- _YOUR TASK_
Copy every line that contains the string "title" from the entries below.

- _RECORD EXCERPTS_
————————

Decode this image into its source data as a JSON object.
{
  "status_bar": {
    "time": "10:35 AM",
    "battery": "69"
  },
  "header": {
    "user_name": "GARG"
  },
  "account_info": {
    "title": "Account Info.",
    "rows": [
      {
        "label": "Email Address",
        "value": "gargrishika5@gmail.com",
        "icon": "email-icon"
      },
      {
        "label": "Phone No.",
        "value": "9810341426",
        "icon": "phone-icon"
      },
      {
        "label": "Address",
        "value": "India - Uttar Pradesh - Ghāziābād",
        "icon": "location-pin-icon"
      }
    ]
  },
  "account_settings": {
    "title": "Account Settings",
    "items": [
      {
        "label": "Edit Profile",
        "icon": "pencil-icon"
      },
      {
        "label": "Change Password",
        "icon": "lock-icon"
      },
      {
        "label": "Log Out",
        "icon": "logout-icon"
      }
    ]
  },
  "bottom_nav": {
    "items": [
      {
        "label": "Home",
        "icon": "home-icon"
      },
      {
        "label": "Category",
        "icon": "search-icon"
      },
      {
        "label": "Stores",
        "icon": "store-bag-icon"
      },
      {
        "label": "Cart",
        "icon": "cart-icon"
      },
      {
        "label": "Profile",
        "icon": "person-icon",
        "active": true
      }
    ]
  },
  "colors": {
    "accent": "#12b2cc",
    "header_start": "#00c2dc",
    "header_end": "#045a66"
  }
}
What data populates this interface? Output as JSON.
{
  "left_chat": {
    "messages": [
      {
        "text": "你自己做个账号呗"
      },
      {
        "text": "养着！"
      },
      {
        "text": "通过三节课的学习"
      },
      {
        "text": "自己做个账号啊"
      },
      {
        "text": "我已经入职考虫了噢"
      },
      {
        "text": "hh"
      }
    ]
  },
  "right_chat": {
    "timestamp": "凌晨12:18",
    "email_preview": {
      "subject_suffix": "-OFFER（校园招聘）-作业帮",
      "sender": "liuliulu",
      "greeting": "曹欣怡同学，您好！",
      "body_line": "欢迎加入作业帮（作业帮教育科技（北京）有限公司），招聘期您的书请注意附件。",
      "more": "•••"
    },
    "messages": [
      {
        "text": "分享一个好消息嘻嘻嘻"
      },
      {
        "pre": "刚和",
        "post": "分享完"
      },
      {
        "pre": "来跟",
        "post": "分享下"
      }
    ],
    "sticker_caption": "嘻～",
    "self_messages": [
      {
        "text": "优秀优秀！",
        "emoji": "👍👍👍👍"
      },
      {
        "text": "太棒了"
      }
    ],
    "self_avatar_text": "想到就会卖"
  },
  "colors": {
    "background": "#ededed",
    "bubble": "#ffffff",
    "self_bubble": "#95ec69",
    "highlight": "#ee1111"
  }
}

————————

- _ANSWER TO THIS PROBLEM_
    "title": "Account Info.",
    "title": "Account Settings",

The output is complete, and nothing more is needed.